| PROBLEM DESCRIPTION |
Transcribe all records exactly.

============

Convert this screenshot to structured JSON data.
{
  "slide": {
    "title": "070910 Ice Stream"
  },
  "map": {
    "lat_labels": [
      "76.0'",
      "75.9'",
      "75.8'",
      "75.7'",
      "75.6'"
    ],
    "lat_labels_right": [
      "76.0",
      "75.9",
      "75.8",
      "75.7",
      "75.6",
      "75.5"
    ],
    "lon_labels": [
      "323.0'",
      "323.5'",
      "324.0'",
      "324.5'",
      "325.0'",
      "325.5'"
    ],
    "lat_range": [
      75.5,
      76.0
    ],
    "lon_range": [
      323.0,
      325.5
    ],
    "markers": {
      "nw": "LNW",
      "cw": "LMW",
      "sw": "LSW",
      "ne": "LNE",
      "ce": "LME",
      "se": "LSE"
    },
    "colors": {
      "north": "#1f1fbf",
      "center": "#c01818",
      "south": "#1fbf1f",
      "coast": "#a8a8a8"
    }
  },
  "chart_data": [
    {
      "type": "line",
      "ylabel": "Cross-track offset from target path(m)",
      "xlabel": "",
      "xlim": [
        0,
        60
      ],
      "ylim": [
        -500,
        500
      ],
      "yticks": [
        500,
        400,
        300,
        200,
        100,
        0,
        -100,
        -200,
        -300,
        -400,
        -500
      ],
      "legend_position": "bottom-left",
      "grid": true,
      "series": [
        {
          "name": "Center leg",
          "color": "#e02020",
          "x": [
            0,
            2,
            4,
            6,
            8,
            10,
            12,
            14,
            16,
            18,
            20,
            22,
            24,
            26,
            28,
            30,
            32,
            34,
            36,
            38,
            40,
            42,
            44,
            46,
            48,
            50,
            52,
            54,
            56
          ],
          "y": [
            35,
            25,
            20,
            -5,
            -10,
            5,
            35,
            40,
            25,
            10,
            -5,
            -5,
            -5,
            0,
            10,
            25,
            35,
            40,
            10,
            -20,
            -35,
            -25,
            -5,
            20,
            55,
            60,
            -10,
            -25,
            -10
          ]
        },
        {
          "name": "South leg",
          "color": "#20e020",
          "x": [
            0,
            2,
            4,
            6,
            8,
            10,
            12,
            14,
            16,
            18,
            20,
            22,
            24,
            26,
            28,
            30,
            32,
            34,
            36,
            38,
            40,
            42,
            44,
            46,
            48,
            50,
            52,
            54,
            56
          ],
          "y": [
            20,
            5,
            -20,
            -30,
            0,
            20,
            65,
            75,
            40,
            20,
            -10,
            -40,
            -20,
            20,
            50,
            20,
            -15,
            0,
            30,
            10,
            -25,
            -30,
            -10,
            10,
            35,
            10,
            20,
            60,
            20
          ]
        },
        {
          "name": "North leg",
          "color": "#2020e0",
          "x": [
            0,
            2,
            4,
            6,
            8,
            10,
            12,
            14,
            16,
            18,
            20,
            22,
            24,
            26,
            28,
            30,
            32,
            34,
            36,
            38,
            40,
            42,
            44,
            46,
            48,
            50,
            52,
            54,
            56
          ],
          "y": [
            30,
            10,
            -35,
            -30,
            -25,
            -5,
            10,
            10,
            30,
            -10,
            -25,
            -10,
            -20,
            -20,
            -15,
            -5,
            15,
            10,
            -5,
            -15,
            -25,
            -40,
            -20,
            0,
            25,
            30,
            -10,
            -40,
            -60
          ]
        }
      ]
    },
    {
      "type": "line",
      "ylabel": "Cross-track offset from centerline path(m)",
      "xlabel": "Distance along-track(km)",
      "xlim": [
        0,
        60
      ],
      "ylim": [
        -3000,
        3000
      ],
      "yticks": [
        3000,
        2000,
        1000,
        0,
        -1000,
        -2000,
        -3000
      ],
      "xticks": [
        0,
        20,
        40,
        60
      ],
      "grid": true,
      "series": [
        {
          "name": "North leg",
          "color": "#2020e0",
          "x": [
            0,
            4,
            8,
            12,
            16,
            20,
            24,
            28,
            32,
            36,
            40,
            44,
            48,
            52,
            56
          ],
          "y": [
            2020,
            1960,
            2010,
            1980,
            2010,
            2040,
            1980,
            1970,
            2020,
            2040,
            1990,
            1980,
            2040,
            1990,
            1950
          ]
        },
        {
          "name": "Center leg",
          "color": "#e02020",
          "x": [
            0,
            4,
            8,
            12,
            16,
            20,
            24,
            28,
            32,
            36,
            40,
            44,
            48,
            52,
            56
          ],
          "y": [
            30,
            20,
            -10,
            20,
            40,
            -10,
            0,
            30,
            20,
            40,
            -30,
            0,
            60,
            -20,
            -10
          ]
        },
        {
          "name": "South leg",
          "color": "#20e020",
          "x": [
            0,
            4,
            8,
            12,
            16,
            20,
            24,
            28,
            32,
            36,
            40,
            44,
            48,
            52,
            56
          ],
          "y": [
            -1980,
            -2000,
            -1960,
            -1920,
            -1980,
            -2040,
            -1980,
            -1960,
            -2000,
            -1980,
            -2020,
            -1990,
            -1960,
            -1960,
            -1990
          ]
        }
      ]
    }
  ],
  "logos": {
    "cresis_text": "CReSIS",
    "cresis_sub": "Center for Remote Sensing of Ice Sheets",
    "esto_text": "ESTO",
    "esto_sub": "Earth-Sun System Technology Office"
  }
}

============

| SOLUTION TO THIS PROBLEM |
Convert this screenshot to structured JSON data.
{
  "slide": {
    "title": "070910 Ice Stream"
  },
  "map": {
    "lat_labels": [
      "76.0'",
      "75.9'",
      "75.8'",
      "75.7'",
      "75.6'"
    ],
    "lat_labels_right": [
      "76.0",
      "75.9",
      "75.8",
      "75.7",
      "75.6",
      "75.5"
    ],
    "lon_labels": [
      "323.0'",
      "323.5'",
      "324.0'",
      "324.5'",
      "325.0'",
      "325.5'"
    ],
    "lat_range": [
      75.5,
      76.0
    ],
    "lon_range": [
      323.0,
      325.5
    ],
    "markers": {
      "nw": "LNW",
      "cw": "LMW",
      "sw": "LSW",
      "ne": "LNE",
      "ce": "LME",
      "se": "LSE"
    },
    "colors": {
      "north": "#1f1fbf",
      "center": "#c01818",
      "south": "#1fbf1f",
      "coast": "#a8a8a8"
    }
  },
  "chart_data": [
    {
      "type": "line",
      "ylabel": "Cross-track offset from target path(m)",
      "xlabel": "",
      "xlim": [
        0,
        60
      ],
      "ylim": [
        -500,
        500
      ],
      "yticks": [
        500,
        400,
        300,
        200,
        100,
        0,
        -100,
        -200,
        -300,
        -400,
        -500
      ],
      "legend_position": "bottom-left",
      "grid": true,
      "series": [
        {
          "name": "Center leg",
          "color": "#e02020",
          "x": [
            0,
            2,
            4,
            6,
            8,
            10,
            12,
            14,
            16,
            18,
            20,
            22,
            24,
            26,
            28,
            30,
            32,
            34,
            36,
            38,
            40,
            42,
            44,
            46,
            48,
            50,
            52,
            54,
            56
          ],
          "y": [
            35,
            25,
            20,
            -5,
            -10,
            5,
            35,
            40,
            25,
            10,
            -5,
            -5,
            -5,
            0,
            10,
            25,
            35,
            40,
            10,
            -20,
            -35,
            -25,
            -5,
            20,
            55,
            60,
            -10,
            -25,
            -10
          ]
        },
        {
          "name": "South leg",
          "color": "#20e020",
          "x": [
            0,
            2,
            4,
            6,
            8,
            10,
            12,
            14,
            16,
            18,
            20,
            22,
            24,
            26,
            28,
            30,
            32,
            34,
            36,
            38,
            40,
            42,
            44,
            46,
            48,
            50,
            52,
            54,
            56
          ],
          "y": [
            20,
            5,
            -20,
            -30,
            0,
            20,
            65,
            75,
            40,
            20,
            -10,
            -40,
            -20,
            20,
            50,
            20,
            -15,
            0,
            30,
            10,
            -25,
            -30,
            -10,
            10,
            35,
            10,
            20,
            60,
            20
          ]
        },
        {
          "name": "North leg",
          "color": "#2020e0",
          "x": [
            0,
            2,
            4,
            6,
            8,
            10,
            12,
            14,
            16,
            18,
            20,
            22,
            24,
            26,
            28,
            30,
            32,
            34,
            36,
            38,
            40,
            42,
            44,
            46,
            48,
            50,
            52,
            54,
            56
          ],
          "y": [
            30,
            10,
            -35,
            -30,
            -25,
            -5,
            10,
            10,
            30,
            -10,
            -25,
            -10,
            -20,
            -20,
            -15,
            -5,
            15,
            10,
            -5,
            -15,
            -25,
            -40,
            -20,
            0,
            25,
            30,
            -10,
            -40,
            -60
          ]
        }
      ]
    },
    {
      "type": "line",
      "ylabel": "Cross-track offset from centerline path(m)",
      "xlabel": "Distance along-track(km)",
      "xlim": [
        0,
        60
      ],
      "ylim": [
        -3000,
        3000
      ],
      "yticks": [
        3000,
        2000,
        1000,
        0,
        -1000,
        -2000,
        -3000
      ],
      "xticks": [
        0,
        20,
        40,
        60
      ],
      "grid": true,
      "series": [
        {
          "name": "North leg",
          "color": "#2020e0",
          "x": [
            0,
            4,
            8,
            12,
            16,
            20,
            24,
            28,
            32,
            36,
            40,
            44,
            48,
            52,
            56
          ],
          "y": [
            2020,
            1960,
            2010,
            1980,
            2010,
            2040,
            1980,
            1970,
            2020,
            2040,
            1990,
            1980,
            2040,
            1990,
            1950
          ]
        },
        {
          "name": "Center leg",
          "color": "#e02020",
          "x": [
            0,
            4,
            8,
            12,
            16,
            20,
            24,
            28,
            32,
            36,
            40,
            44,
            48,
            52,
            56
          ],
          "y": [
            30,
            20,
            -10,
            20,
            40,
            -10,
            0,
            30,
            20,
            40,
            -30,
            0,
            60,
            -20,
            -10
          ]
        },
        {
          "name": "South leg",
          "color": "#20e020",
          "x": [
            0,
            4,
            8,
            12,
            16,
            20,
            24,
            28,
            32,
            36,
            40,
            44,
            48,
            52,
            56
          ],
          "y": [
            -1980,
            -2000,
            -1960,
            -1920,
            -1980,
            -2040,
            -1980,
            -1960,
            -2000,
            -1980,
            -2020,
            -1990,
            -1960,
            -1960,
            -1990
          ]
        }
      ]
    }
  ],
  "logos": {
    "cresis_text": "CReSIS",
    "cresis_sub": "Center for Remote Sensing of Ice Sheets",
    "esto_text": "ESTO",
    "esto_sub": "Earth-Sun System Technology Office"
  }
}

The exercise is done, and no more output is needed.